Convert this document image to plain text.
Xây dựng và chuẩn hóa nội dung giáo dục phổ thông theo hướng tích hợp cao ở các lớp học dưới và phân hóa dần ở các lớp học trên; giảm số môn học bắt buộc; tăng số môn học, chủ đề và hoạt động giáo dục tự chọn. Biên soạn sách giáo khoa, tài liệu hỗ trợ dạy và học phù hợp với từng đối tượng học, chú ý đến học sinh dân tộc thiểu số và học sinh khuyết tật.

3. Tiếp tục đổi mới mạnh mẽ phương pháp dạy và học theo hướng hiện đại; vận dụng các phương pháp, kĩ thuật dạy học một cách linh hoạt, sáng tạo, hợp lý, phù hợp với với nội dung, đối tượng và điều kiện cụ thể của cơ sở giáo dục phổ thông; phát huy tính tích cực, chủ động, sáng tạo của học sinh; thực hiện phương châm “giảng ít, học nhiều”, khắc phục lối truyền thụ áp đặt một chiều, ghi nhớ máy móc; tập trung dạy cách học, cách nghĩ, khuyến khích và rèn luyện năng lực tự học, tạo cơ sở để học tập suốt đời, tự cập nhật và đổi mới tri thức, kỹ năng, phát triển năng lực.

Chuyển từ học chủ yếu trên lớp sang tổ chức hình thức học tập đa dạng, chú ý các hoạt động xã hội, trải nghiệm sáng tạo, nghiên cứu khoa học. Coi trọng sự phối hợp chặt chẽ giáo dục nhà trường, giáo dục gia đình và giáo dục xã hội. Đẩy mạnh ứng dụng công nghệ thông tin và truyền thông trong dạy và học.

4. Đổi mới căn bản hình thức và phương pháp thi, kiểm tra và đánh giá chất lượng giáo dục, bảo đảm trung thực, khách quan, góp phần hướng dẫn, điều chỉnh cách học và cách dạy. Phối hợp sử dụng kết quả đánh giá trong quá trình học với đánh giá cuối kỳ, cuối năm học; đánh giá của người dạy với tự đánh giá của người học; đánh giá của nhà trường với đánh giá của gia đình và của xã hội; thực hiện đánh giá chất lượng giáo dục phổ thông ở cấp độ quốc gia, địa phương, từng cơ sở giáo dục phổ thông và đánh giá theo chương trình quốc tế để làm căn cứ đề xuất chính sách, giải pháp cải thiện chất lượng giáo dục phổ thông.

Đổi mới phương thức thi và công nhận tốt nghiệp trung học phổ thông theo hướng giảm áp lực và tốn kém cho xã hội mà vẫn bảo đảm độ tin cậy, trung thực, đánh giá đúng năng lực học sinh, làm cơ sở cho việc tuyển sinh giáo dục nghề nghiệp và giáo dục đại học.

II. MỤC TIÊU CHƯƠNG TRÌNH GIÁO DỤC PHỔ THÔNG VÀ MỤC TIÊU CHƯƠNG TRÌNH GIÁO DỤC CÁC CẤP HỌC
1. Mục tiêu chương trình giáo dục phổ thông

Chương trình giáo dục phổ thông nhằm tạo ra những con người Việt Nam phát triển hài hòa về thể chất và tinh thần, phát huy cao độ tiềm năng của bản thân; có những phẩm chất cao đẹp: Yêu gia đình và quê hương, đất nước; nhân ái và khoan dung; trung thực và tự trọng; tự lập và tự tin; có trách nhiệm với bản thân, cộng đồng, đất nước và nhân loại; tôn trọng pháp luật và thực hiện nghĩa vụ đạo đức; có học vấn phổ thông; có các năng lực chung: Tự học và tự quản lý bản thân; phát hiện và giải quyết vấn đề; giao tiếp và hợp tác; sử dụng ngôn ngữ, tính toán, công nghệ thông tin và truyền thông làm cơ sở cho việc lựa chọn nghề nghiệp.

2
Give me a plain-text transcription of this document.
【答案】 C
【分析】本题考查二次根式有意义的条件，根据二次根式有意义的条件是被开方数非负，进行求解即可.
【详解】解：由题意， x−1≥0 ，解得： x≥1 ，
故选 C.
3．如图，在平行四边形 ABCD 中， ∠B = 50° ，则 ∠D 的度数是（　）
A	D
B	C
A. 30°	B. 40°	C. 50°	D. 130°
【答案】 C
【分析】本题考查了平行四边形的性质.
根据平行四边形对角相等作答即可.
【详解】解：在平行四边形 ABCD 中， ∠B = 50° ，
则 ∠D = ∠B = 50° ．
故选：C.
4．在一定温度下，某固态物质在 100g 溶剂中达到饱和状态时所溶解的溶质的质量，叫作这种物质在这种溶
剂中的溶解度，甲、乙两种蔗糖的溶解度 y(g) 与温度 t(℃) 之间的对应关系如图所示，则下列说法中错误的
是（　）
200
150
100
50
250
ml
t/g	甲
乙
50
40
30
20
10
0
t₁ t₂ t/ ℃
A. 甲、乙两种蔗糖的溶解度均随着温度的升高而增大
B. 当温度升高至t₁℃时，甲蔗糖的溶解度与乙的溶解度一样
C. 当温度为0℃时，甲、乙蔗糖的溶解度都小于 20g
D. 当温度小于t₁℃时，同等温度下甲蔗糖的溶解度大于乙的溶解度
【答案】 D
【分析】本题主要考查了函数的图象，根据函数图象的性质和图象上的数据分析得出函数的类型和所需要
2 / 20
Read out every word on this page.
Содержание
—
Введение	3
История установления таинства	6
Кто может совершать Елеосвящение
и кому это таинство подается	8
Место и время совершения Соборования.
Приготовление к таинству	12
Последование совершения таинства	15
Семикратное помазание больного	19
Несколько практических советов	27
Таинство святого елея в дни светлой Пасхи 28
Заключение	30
---
What you should do:
Search the entries for the word "ABCD", then list each line that holds it.

Exercise response:
3．如图，在平行四边形 ABCD 中， ∠B = 50° ，则 ∠D 的度数是（　）
【详解】解：在平行四边形 ABCD 中， ∠B = 50° ，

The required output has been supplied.